====== LISTED ENTRIES
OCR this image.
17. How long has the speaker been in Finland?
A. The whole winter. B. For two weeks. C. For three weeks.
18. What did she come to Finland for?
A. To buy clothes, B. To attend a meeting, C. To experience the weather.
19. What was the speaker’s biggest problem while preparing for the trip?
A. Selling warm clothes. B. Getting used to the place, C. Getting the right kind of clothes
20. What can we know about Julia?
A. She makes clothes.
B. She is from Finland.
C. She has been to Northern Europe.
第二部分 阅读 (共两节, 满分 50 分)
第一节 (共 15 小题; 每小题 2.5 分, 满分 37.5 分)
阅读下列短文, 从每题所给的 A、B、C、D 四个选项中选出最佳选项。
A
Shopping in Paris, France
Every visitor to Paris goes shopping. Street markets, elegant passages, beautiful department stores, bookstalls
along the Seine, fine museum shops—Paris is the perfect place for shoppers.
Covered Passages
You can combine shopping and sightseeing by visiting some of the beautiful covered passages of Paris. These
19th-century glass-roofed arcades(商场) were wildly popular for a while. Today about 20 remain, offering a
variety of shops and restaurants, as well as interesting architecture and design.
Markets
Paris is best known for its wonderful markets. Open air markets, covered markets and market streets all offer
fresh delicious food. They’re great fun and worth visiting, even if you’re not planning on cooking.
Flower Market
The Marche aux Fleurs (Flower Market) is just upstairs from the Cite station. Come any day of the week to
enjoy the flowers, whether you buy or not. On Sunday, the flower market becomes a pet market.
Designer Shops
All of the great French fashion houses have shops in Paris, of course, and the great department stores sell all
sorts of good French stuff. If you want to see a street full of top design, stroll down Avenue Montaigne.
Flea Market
============
====== LISTED ENTRIES
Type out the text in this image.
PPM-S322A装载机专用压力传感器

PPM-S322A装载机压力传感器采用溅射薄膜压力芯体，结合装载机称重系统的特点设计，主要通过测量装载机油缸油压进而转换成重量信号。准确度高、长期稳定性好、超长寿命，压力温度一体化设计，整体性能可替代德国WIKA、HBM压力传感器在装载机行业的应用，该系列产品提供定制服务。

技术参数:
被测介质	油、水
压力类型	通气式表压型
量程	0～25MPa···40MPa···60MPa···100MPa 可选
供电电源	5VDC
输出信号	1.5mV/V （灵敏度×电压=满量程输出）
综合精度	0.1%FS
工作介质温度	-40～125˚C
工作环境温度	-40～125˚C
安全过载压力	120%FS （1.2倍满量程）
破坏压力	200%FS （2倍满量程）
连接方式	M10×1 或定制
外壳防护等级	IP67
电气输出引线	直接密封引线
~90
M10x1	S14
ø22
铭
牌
============
• SET PROBLEM:
In the entries above, locate every line with the word "Finland" and copy it.

• EXERCISE RESPONSE:
17. How long has the speaker been in Finland?
18. What did she come to Finland for?
B. She is from Finland.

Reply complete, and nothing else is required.